### [TO DO]
Show every line containing "Zebranie" by copying it.

### [DATA SHOWN]

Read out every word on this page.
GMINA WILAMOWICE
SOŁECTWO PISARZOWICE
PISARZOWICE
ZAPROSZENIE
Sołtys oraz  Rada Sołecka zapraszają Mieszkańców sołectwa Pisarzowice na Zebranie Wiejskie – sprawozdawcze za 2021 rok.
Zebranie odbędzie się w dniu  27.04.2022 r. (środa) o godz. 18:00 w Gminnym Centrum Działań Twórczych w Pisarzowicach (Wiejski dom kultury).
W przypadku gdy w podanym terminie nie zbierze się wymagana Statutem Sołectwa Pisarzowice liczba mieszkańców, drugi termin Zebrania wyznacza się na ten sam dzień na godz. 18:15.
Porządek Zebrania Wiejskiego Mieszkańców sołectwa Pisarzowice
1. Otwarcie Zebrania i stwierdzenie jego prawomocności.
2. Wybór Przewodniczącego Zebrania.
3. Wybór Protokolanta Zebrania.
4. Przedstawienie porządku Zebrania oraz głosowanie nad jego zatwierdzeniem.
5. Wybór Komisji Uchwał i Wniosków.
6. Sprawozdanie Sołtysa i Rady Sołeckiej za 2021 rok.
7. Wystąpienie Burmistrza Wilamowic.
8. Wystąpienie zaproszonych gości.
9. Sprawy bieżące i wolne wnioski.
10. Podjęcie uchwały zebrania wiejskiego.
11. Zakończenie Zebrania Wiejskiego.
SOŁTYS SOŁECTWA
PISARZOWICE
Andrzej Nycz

==

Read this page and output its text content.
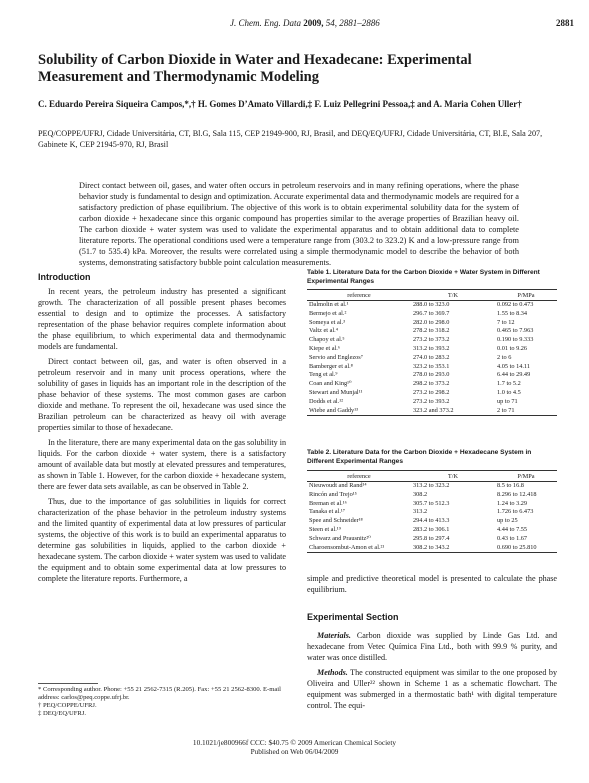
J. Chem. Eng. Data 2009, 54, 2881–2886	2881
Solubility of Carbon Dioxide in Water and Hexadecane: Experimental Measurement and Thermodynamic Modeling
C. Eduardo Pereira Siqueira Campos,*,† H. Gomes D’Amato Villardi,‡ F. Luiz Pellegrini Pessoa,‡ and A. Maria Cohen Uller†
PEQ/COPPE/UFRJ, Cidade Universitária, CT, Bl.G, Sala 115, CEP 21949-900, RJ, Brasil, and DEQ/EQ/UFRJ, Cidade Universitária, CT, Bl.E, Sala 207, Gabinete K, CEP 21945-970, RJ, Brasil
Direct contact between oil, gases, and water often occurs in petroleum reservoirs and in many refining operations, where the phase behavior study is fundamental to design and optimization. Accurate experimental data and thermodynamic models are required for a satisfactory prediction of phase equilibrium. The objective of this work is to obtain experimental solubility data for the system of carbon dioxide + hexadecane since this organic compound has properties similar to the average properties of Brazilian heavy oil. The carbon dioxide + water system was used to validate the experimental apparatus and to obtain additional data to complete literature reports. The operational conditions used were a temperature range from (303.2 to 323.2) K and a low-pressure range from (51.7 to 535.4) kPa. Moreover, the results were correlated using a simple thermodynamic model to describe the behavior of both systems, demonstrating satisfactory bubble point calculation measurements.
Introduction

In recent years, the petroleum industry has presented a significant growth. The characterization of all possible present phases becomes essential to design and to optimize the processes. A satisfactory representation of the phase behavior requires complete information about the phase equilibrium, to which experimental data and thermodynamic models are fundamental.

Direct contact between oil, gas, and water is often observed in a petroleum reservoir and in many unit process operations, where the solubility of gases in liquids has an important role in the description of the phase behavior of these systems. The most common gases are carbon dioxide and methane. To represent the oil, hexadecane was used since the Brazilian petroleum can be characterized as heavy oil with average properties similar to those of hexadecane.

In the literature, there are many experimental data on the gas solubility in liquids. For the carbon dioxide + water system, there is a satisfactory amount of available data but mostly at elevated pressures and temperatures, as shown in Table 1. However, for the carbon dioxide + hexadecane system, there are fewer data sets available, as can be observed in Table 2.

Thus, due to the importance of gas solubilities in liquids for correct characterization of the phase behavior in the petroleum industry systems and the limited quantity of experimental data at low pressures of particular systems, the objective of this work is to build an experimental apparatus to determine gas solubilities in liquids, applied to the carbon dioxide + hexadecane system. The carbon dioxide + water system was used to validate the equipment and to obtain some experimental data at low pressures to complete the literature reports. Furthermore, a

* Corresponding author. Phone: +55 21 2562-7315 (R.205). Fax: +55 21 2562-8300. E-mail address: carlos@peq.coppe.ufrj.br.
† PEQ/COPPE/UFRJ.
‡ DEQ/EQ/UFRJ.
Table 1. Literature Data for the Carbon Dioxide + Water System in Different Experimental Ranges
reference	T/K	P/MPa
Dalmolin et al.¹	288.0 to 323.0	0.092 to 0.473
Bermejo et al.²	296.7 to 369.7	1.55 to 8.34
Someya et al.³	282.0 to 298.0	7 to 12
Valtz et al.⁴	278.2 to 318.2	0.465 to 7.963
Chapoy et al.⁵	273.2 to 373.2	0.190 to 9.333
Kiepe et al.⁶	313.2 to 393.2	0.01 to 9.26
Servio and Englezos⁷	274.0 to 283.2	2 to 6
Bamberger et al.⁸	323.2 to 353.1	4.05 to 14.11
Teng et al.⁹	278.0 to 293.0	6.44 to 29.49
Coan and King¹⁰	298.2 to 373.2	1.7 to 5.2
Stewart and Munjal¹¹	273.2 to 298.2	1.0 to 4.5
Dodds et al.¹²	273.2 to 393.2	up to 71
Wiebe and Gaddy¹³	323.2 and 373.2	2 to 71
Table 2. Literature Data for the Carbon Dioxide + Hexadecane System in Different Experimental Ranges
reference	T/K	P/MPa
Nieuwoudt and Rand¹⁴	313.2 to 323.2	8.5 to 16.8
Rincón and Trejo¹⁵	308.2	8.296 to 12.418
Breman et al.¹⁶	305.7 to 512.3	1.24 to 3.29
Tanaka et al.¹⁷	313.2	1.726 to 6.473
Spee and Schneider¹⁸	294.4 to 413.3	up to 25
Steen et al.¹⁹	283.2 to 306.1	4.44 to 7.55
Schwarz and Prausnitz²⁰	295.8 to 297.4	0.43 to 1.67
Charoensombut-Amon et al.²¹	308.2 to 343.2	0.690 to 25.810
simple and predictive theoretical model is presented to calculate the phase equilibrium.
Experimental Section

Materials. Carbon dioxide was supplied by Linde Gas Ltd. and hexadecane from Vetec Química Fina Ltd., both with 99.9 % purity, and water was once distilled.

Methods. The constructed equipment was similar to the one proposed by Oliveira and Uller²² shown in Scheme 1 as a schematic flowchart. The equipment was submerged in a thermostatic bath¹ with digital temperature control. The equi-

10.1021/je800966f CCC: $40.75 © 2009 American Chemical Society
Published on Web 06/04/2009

==

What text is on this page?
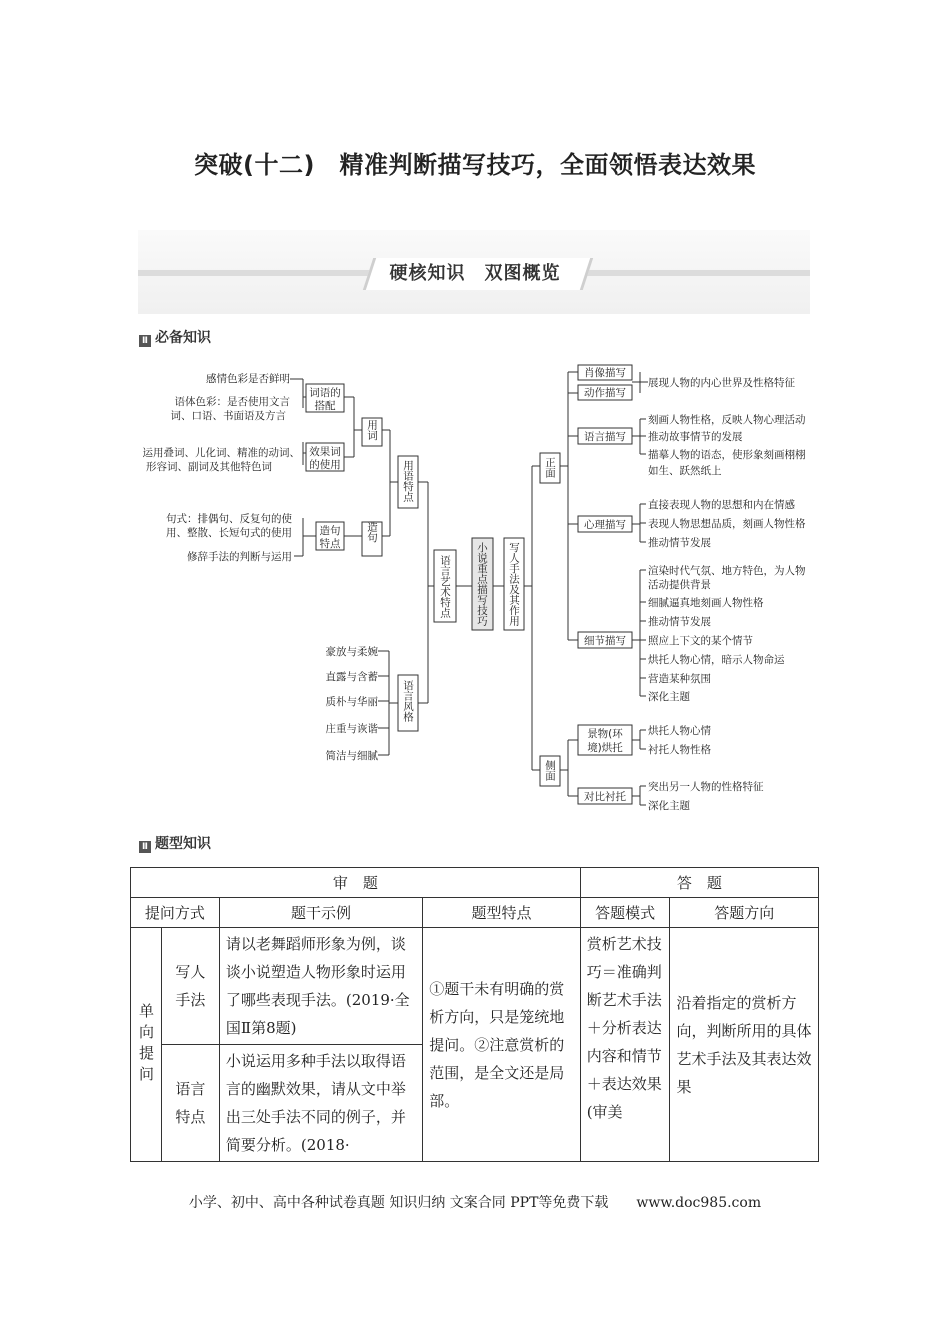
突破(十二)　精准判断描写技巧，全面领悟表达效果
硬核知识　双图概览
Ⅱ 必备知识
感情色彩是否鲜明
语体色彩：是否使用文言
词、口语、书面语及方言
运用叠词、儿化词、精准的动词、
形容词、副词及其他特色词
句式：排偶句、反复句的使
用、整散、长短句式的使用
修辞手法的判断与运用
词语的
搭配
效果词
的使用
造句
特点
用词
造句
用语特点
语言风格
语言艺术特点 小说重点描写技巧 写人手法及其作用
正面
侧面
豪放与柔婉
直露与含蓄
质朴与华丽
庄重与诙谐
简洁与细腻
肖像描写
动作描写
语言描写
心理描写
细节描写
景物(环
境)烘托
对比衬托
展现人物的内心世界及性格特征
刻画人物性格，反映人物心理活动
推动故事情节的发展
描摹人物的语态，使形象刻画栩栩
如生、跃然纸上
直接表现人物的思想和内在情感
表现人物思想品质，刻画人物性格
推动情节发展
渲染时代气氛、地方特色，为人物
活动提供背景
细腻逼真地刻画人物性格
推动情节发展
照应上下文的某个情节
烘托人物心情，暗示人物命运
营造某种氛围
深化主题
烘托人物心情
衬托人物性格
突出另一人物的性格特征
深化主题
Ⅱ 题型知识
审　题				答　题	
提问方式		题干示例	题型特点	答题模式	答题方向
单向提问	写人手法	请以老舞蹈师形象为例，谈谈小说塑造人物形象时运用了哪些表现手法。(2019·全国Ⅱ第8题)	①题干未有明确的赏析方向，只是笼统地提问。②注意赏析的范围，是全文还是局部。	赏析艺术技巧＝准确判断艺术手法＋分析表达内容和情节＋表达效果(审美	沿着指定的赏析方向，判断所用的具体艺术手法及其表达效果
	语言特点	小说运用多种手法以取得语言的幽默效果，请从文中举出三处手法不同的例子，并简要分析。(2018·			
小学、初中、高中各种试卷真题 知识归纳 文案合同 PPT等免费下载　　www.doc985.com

### [SOLUTION TO THIS TASK]
Sołtys oraz  Rada Sołecka zapraszają Mieszkańców sołectwa Pisarzowice na Zebranie Wiejskie – sprawozdawcze za 2021 rok.
Zebranie odbędzie się w dniu  27.04.2022 r. (środa) o godz. 18:00 w Gminnym Centrum Działań Twórczych w Pisarzowicach (Wiejski dom kultury).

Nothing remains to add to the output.